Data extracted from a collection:
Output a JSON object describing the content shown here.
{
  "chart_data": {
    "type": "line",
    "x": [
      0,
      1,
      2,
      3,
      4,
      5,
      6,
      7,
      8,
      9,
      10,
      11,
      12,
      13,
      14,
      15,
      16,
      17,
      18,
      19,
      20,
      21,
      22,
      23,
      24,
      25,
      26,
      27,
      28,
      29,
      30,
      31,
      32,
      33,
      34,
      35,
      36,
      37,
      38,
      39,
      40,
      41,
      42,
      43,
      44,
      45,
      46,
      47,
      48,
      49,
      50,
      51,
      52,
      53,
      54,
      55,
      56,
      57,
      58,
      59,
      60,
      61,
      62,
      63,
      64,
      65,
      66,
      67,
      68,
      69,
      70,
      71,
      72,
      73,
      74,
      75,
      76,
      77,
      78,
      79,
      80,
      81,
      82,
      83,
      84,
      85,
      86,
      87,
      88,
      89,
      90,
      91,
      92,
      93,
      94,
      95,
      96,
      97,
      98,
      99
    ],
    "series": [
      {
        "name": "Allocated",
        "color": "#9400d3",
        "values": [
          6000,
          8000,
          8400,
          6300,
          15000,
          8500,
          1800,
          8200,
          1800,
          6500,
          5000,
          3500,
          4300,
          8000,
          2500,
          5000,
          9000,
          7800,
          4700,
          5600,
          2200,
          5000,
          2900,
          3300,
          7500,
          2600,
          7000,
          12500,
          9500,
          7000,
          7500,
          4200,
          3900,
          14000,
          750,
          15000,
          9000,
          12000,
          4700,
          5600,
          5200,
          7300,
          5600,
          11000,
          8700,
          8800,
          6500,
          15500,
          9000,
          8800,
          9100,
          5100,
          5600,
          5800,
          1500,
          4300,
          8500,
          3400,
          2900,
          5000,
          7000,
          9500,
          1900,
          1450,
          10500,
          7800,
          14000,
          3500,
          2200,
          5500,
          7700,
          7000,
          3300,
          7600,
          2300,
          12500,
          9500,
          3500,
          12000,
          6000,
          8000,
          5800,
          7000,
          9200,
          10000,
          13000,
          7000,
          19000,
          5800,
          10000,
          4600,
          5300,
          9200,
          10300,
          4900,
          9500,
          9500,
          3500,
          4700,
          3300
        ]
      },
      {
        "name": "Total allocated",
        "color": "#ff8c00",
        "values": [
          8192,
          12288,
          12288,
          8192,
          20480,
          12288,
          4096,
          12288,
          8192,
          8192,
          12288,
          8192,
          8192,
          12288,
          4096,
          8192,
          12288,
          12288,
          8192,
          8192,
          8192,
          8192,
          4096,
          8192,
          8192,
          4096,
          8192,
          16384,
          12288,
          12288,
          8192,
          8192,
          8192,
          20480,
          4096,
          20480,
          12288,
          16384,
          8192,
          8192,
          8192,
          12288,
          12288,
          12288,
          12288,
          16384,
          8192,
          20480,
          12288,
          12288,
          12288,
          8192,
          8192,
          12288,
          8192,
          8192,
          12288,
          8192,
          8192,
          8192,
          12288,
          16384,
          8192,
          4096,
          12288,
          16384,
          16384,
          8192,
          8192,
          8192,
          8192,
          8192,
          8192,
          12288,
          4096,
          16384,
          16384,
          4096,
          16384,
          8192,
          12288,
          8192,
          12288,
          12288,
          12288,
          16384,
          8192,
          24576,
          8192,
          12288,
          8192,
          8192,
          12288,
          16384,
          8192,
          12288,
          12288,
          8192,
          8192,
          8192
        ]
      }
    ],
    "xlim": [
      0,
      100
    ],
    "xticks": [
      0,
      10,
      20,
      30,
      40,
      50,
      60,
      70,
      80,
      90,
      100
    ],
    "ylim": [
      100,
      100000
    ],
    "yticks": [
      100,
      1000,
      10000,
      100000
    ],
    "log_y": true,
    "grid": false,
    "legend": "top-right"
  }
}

Aim of the exercise: Show the lines where the word "name" appears in the entries.

Full output:
        "name": "Allocated",
        "name": "Total allocated",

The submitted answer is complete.